Record set:
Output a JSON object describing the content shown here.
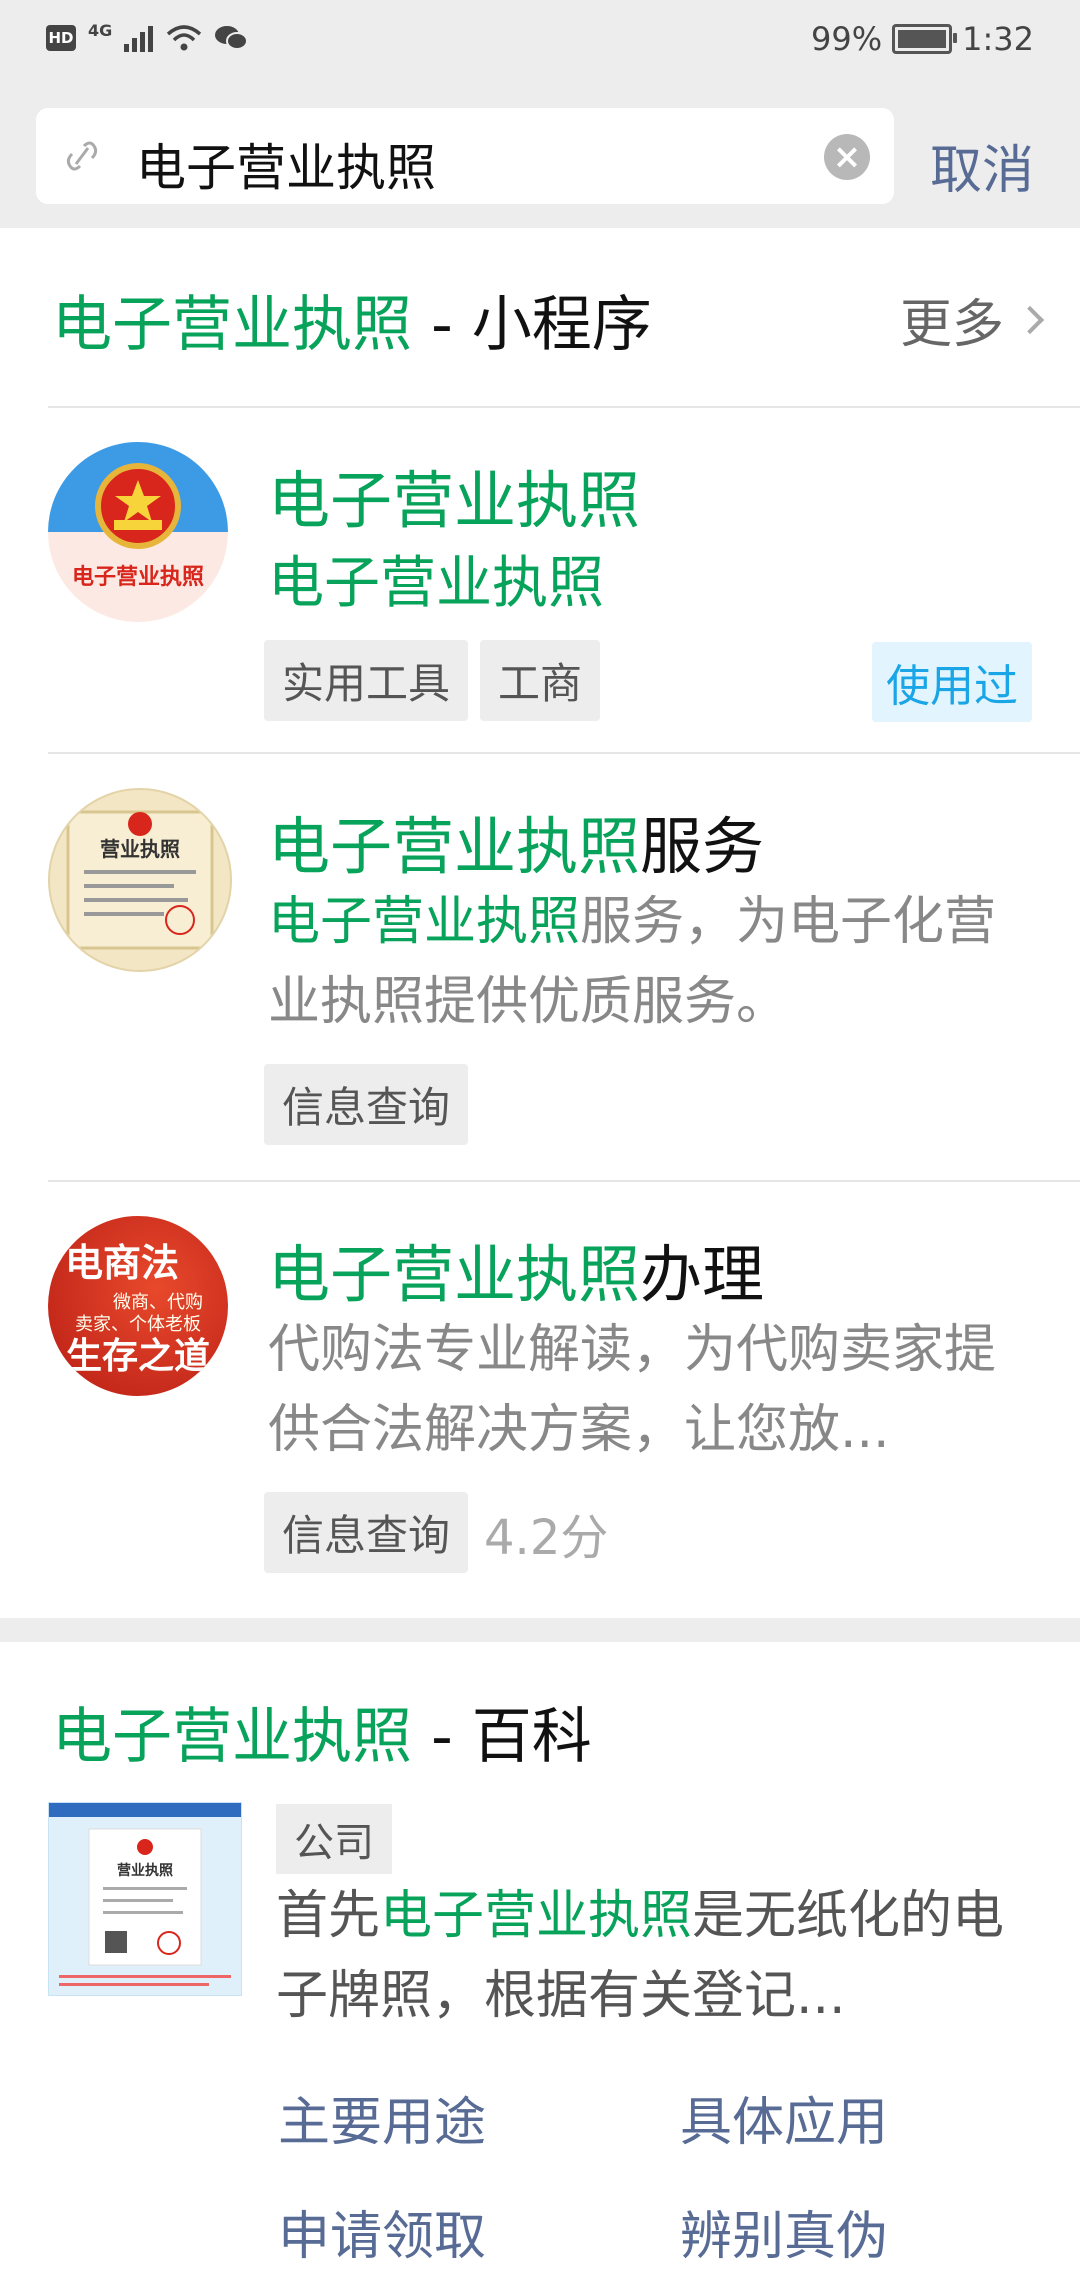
{
  "status_bar": {
    "left_badge": "HD",
    "network": "4G",
    "battery": "99%",
    "time": "1:32"
  },
  "search": {
    "query": "电子营业执照",
    "cancel_label": "取消"
  },
  "mini_programs": {
    "title_keyword": "电子营业执照",
    "title_suffix": " - 小程序",
    "more_label": "更多",
    "items": [
      {
        "title_keyword": "电子营业执照",
        "title_rest": "",
        "desc_keyword": "电子营业执照",
        "desc_rest": "",
        "tags": [
          "实用工具",
          "工商"
        ],
        "used_label": "使用过",
        "avatar_text": "电子营业执照"
      },
      {
        "title_keyword": "电子营业执照",
        "title_rest": "服务",
        "desc_keyword": "电子营业执照",
        "desc_rest": "服务，为电子化营业执照提供优质服务。",
        "tags": [
          "信息查询"
        ],
        "avatar_text": "营业执照"
      },
      {
        "title_keyword": "电子营业执照",
        "title_rest": "办理",
        "desc_rest": "代购法专业解读，为代购卖家提供合法解决方案，让您放...",
        "tags": [
          "信息查询"
        ],
        "rating": "4.2分",
        "avatar_lines": [
          "电商法",
          "微商、代购",
          "卖家、个体老板",
          "生存之道"
        ]
      }
    ]
  },
  "baike": {
    "title_keyword": "电子营业执照",
    "title_suffix": " - 百科",
    "tag": "公司",
    "desc_prefix": "首先",
    "desc_keyword": "电子营业执照",
    "desc_rest": "是无纸化的电子牌照，根据有关登记...",
    "links": [
      "主要用途",
      "具体应用",
      "申请领取",
      "辨别真伪"
    ],
    "thumb_text": "营业执照"
  },
  "colors": {
    "highlight": "#07a35a",
    "link": "#576b95",
    "used_badge": "#1aa5e6"
  }
}
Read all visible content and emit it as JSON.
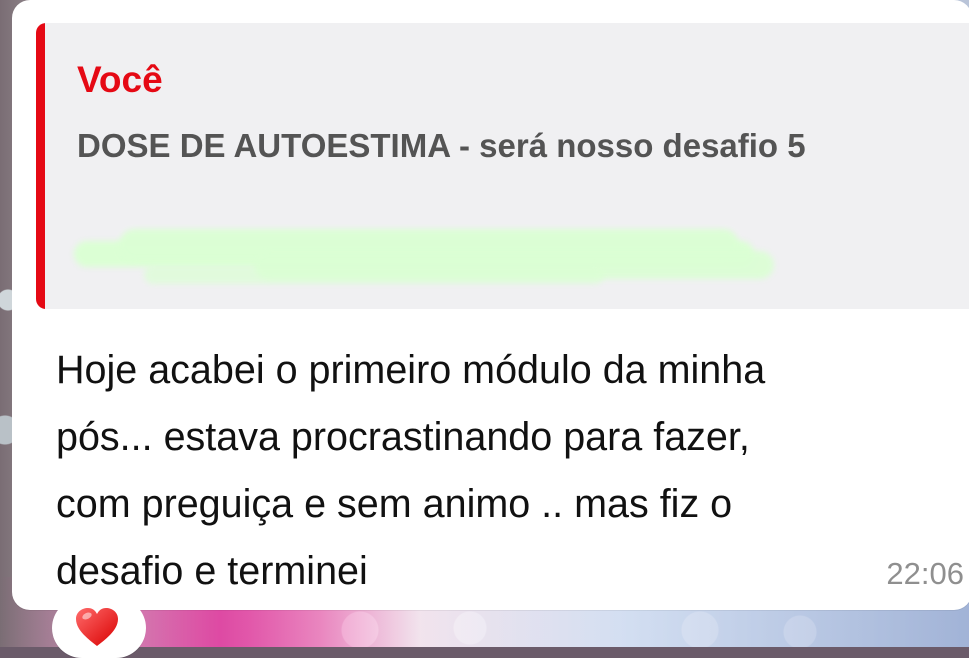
{
  "message": {
    "quoted_author": "Você",
    "quoted_text": "DOSE DE AUTOESTIMA - será nosso desafio 5",
    "body": "Hoje acabei o primeiro módulo da minha\npós... estava procrastinando para fazer,\ncom preguiça e sem animo .. mas fiz o\ndesafio e terminei",
    "timestamp": "22:06"
  },
  "reaction": {
    "icon": "red-heart-icon"
  },
  "colors": {
    "accent": "#e50914",
    "bubble": "#ffffff",
    "quote_background": "#f0f0f2",
    "timestamp": "#8f8f8f"
  }
}
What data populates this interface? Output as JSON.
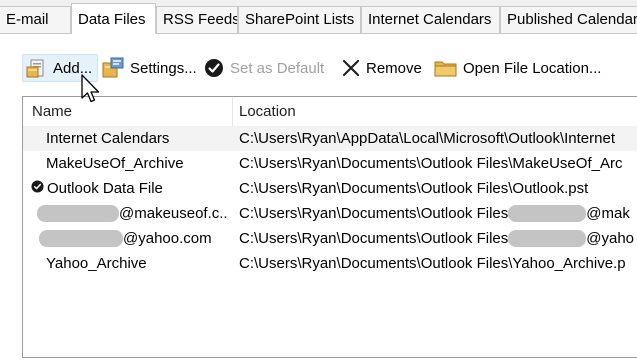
{
  "tabs": [
    {
      "label": "E-mail",
      "active": false
    },
    {
      "label": "Data Files",
      "active": true
    },
    {
      "label": "RSS Feeds",
      "active": false
    },
    {
      "label": "SharePoint Lists",
      "active": false
    },
    {
      "label": "Internet Calendars",
      "active": false
    },
    {
      "label": "Published Calendars",
      "active": false
    }
  ],
  "toolbar": {
    "add_label": "Add...",
    "settings_label": "Settings...",
    "set_default_label": "Set as Default",
    "remove_label": "Remove",
    "open_location_label": "Open File Location..."
  },
  "table": {
    "columns": [
      "Name",
      "Location"
    ],
    "rows": [
      {
        "name": "Internet Calendars",
        "location": "C:\\Users\\Ryan\\AppData\\Local\\Microsoft\\Outlook\\Internet",
        "default": false,
        "selected": true
      },
      {
        "name": "MakeUseOf_Archive",
        "location": "C:\\Users\\Ryan\\Documents\\Outlook Files\\MakeUseOf_Arc",
        "default": false,
        "selected": false
      },
      {
        "name": "Outlook Data File",
        "location": "C:\\Users\\Ryan\\Documents\\Outlook Files\\Outlook.pst",
        "default": true,
        "selected": false
      },
      {
        "name": "@makeuseof.c...",
        "location": "C:\\Users\\Ryan\\Documents\\Outlook Files",
        "location_suffix": "@mak",
        "default": false,
        "selected": false,
        "redacted": true
      },
      {
        "name": "@yahoo.com",
        "location": "C:\\Users\\Ryan\\Documents\\Outlook Files",
        "location_suffix": "@yaho",
        "default": false,
        "selected": false,
        "redacted": true
      },
      {
        "name": "Yahoo_Archive",
        "location": "C:\\Users\\Ryan\\Documents\\Outlook Files\\Yahoo_Archive.p",
        "default": false,
        "selected": false
      }
    ]
  }
}
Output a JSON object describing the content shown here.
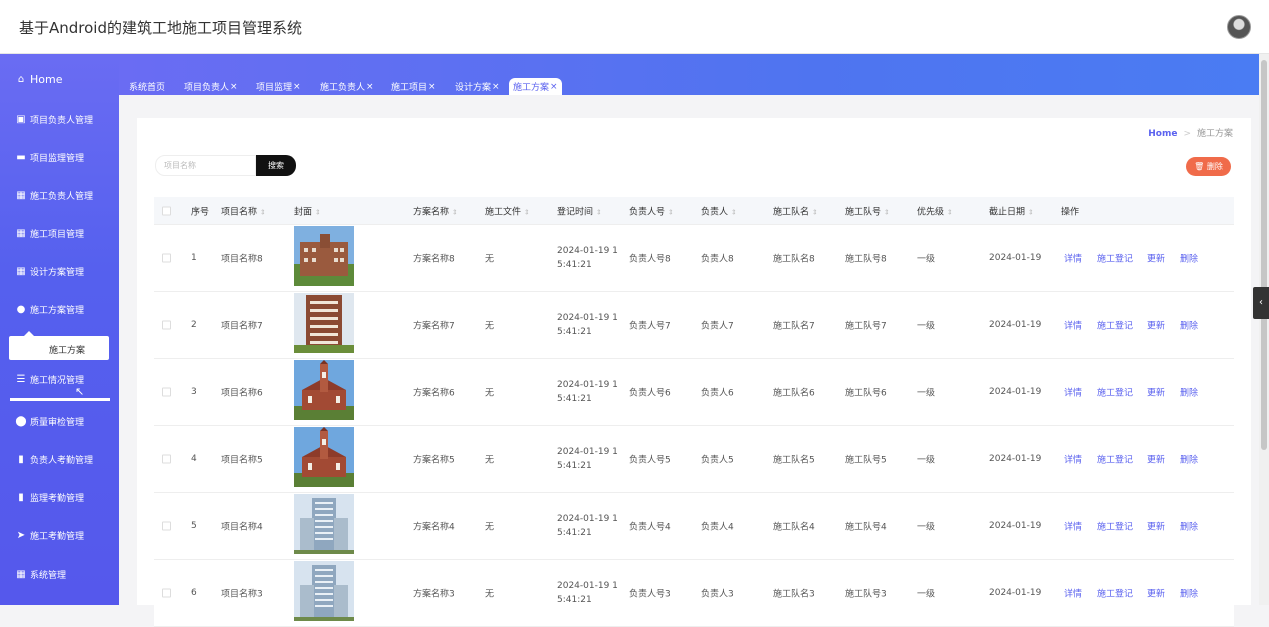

Written instruction:
Identify each line in the records above that contains the word "Internet", and copy it out in full.

Full answer:
      "label": "Internet Calendars",
        "name": "Internet Calendars",
        "location": "C:\\Users\\Ryan\\AppData\\Local\\Microsoft\\Outlook\\Internet",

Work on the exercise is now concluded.